What to produce:
Please reproduce every record, keeping each one exactly as written.

Stored items from a collection:
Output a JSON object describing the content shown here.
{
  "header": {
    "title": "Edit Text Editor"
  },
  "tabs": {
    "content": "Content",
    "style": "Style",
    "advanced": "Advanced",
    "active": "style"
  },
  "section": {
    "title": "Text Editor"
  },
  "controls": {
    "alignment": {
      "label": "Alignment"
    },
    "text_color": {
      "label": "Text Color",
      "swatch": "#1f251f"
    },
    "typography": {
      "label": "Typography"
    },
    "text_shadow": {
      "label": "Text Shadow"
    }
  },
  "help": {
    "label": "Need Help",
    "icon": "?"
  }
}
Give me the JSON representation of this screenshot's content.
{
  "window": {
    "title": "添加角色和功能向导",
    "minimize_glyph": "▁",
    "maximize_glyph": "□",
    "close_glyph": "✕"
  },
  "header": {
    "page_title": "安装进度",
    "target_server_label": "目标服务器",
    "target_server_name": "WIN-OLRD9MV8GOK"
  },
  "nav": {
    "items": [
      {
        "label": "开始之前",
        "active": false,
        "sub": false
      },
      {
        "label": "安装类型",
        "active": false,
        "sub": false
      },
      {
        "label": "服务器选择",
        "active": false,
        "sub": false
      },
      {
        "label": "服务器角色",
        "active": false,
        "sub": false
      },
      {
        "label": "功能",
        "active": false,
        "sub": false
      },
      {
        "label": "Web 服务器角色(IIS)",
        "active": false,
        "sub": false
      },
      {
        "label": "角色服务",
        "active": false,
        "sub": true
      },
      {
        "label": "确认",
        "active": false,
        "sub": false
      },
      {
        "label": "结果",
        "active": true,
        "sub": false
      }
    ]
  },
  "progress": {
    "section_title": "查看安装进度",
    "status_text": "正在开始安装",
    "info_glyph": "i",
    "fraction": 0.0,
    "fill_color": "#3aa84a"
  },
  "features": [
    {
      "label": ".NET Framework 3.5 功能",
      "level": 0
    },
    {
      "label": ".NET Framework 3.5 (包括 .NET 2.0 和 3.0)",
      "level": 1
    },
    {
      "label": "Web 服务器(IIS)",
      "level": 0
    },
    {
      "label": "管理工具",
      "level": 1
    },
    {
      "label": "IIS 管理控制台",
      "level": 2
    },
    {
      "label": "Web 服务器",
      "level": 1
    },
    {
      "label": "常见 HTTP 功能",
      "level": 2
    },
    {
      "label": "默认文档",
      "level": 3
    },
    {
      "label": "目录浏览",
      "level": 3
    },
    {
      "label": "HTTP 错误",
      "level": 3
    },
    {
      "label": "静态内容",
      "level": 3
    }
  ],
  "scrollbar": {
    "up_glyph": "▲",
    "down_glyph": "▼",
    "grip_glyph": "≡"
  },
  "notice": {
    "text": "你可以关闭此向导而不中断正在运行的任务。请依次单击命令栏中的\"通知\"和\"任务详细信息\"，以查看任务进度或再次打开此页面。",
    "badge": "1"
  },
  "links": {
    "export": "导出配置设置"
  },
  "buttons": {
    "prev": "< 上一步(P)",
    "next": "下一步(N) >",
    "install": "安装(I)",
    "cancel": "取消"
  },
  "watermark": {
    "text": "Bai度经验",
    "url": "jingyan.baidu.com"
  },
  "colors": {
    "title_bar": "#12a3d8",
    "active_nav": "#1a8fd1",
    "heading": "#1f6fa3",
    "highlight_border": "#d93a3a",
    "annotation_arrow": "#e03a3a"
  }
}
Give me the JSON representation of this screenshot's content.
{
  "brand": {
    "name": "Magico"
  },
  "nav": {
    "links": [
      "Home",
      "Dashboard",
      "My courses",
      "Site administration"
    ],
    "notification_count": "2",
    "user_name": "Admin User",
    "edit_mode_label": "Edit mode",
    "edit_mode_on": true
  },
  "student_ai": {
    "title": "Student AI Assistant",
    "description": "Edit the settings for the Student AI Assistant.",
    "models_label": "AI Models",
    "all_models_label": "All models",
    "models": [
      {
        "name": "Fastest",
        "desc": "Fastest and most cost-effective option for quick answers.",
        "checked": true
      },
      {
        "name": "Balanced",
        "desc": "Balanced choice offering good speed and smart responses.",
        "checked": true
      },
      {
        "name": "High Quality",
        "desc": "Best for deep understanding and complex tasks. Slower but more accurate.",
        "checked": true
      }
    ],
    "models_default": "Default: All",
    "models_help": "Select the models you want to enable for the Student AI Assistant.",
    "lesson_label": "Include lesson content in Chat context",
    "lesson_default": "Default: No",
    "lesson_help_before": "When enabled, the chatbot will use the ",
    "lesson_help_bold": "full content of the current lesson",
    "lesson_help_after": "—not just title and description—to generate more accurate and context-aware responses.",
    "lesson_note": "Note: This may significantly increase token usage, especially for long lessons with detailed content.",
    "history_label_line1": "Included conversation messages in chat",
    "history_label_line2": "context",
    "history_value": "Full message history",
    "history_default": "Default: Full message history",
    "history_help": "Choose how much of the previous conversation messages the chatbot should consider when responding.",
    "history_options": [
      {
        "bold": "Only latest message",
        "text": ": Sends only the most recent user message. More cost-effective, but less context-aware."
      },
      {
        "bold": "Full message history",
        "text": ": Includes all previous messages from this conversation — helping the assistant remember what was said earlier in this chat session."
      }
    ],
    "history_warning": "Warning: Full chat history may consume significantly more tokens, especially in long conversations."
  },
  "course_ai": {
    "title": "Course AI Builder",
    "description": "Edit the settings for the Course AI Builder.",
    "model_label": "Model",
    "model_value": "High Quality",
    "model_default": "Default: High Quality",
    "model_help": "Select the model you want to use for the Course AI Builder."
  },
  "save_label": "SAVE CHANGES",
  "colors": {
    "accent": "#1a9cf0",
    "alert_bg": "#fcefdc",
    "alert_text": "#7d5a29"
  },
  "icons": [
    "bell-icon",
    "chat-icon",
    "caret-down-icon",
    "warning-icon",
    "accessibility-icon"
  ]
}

Solved exercise:
Output a JSON object describing the content shown here.
{
  "header": {
    "title": "Edit Text Editor"
  },
  "tabs": {
    "content": "Content",
    "style": "Style",
    "advanced": "Advanced",
    "active": "style"
  },
  "section": {
    "title": "Text Editor"
  },
  "controls": {
    "alignment": {
      "label": "Alignment"
    },
    "text_color": {
      "label": "Text Color",
      "swatch": "#1f251f"
    },
    "typography": {
      "label": "Typography"
    },
    "text_shadow": {
      "label": "Text Shadow"
    }
  },
  "help": {
    "label": "Need Help",
    "icon": "?"
  }
}
Give me the JSON representation of this screenshot's content.
{
  "window": {
    "title": "添加角色和功能向导",
    "minimize_glyph": "▁",
    "maximize_glyph": "□",
    "close_glyph": "✕"
  },
  "header": {
    "page_title": "安装进度",
    "target_server_label": "目标服务器",
    "target_server_name": "WIN-OLRD9MV8GOK"
  },
  "nav": {
    "items": [
      {
        "label": "开始之前",
        "active": false,
        "sub": false
      },
      {
        "label": "安装类型",
        "active": false,
        "sub": false
      },
      {
        "label": "服务器选择",
        "active": false,
        "sub": false
      },
      {
        "label": "服务器角色",
        "active": false,
        "sub": false
      },
      {
        "label": "功能",
        "active": false,
        "sub": false
      },
      {
        "label": "Web 服务器角色(IIS)",
        "active": false,
        "sub": false
      },
      {
        "label": "角色服务",
        "active": false,
        "sub": true
      },
      {
        "label": "确认",
        "active": false,
        "sub": false
      },
      {
        "label": "结果",
        "active": true,
        "sub": false
      }
    ]
  },
  "progress": {
    "section_title": "查看安装进度",
    "status_text": "正在开始安装",
    "info_glyph": "i",
    "fraction": 0.0,
    "fill_color": "#3aa84a"
  },
  "features": [
    {
      "label": ".NET Framework 3.5 功能",
      "level": 0
    },
    {
      "label": ".NET Framework 3.5 (包括 .NET 2.0 和 3.0)",
      "level": 1
    },
    {
      "label": "Web 服务器(IIS)",
      "level": 0
    },
    {
      "label": "管理工具",
      "level": 1
    },
    {
      "label": "IIS 管理控制台",
      "level": 2
    },
    {
      "label": "Web 服务器",
      "level": 1
    },
    {
      "label": "常见 HTTP 功能",
      "level": 2
    },
    {
      "label": "默认文档",
      "level": 3
    },
    {
      "label": "目录浏览",
      "level": 3
    },
    {
      "label": "HTTP 错误",
      "level": 3
    },
    {
      "label": "静态内容",
      "level": 3
    }
  ],
  "scrollbar": {
    "up_glyph": "▲",
    "down_glyph": "▼",
    "grip_glyph": "≡"
  },
  "notice": {
    "text": "你可以关闭此向导而不中断正在运行的任务。请依次单击命令栏中的\"通知\"和\"任务详细信息\"，以查看任务进度或再次打开此页面。",
    "badge": "1"
  },
  "links": {
    "export": "导出配置设置"
  },
  "buttons": {
    "prev": "< 上一步(P)",
    "next": "下一步(N) >",
    "install": "安装(I)",
    "cancel": "取消"
  },
  "watermark": {
    "text": "Bai度经验",
    "url": "jingyan.baidu.com"
  },
  "colors": {
    "title_bar": "#12a3d8",
    "active_nav": "#1a8fd1",
    "heading": "#1f6fa3",
    "highlight_border": "#d93a3a",
    "annotation_arrow": "#e03a3a"
  }
}
Give me the JSON representation of this screenshot's content.
{
  "brand": {
    "name": "Magico"
  },
  "nav": {
    "links": [
      "Home",
      "Dashboard",
      "My courses",
      "Site administration"
    ],
    "notification_count": "2",
    "user_name": "Admin User",
    "edit_mode_label": "Edit mode",
    "edit_mode_on": true
  },
  "student_ai": {
    "title": "Student AI Assistant",
    "description": "Edit the settings for the Student AI Assistant.",
    "models_label": "AI Models",
    "all_models_label": "All models",
    "models": [
      {
        "name": "Fastest",
        "desc": "Fastest and most cost-effective option for quick answers.",
        "checked": true
      },
      {
        "name": "Balanced",
        "desc": "Balanced choice offering good speed and smart responses.",
        "checked": true
      },
      {
        "name": "High Quality",
        "desc": "Best for deep understanding and complex tasks. Slower but more accurate.",
        "checked": true
      }
    ],
    "models_default": "Default: All",
    "models_help": "Select the models you want to enable for the Student AI Assistant.",
    "lesson_label": "Include lesson content in Chat context",
    "lesson_default": "Default: No",
    "lesson_help_before": "When enabled, the chatbot will use the ",
    "lesson_help_bold": "full content of the current lesson",
    "lesson_help_after": "—not just title and description—to generate more accurate and context-aware responses.",
    "lesson_note": "Note: This may significantly increase token usage, especially for long lessons with detailed content.",
    "history_label_line1": "Included conversation messages in chat",
    "history_label_line2": "context",
    "history_value": "Full message history",
    "history_default": "Default: Full message history",
    "history_help": "Choose how much of the previous conversation messages the chatbot should consider when responding.",
    "history_options": [
      {
        "bold": "Only latest message",
        "text": ": Sends only the most recent user message. More cost-effective, but less context-aware."
      },
      {
        "bold": "Full message history",
        "text": ": Includes all previous messages from this conversation — helping the assistant remember what was said earlier in this chat session."
      }
    ],
    "history_warning": "Warning: Full chat history may consume significantly more tokens, especially in long conversations."
  },
  "course_ai": {
    "title": "Course AI Builder",
    "description": "Edit the settings for the Course AI Builder.",
    "model_label": "Model",
    "model_value": "High Quality",
    "model_default": "Default: High Quality",
    "model_help": "Select the model you want to use for the Course AI Builder."
  },
  "save_label": "SAVE CHANGES",
  "colors": {
    "accent": "#1a9cf0",
    "alert_bg": "#fcefdc",
    "alert_text": "#7d5a29"
  },
  "icons": [
    "bell-icon",
    "chat-icon",
    "caret-down-icon",
    "warning-icon",
    "accessibility-icon"
  ]
}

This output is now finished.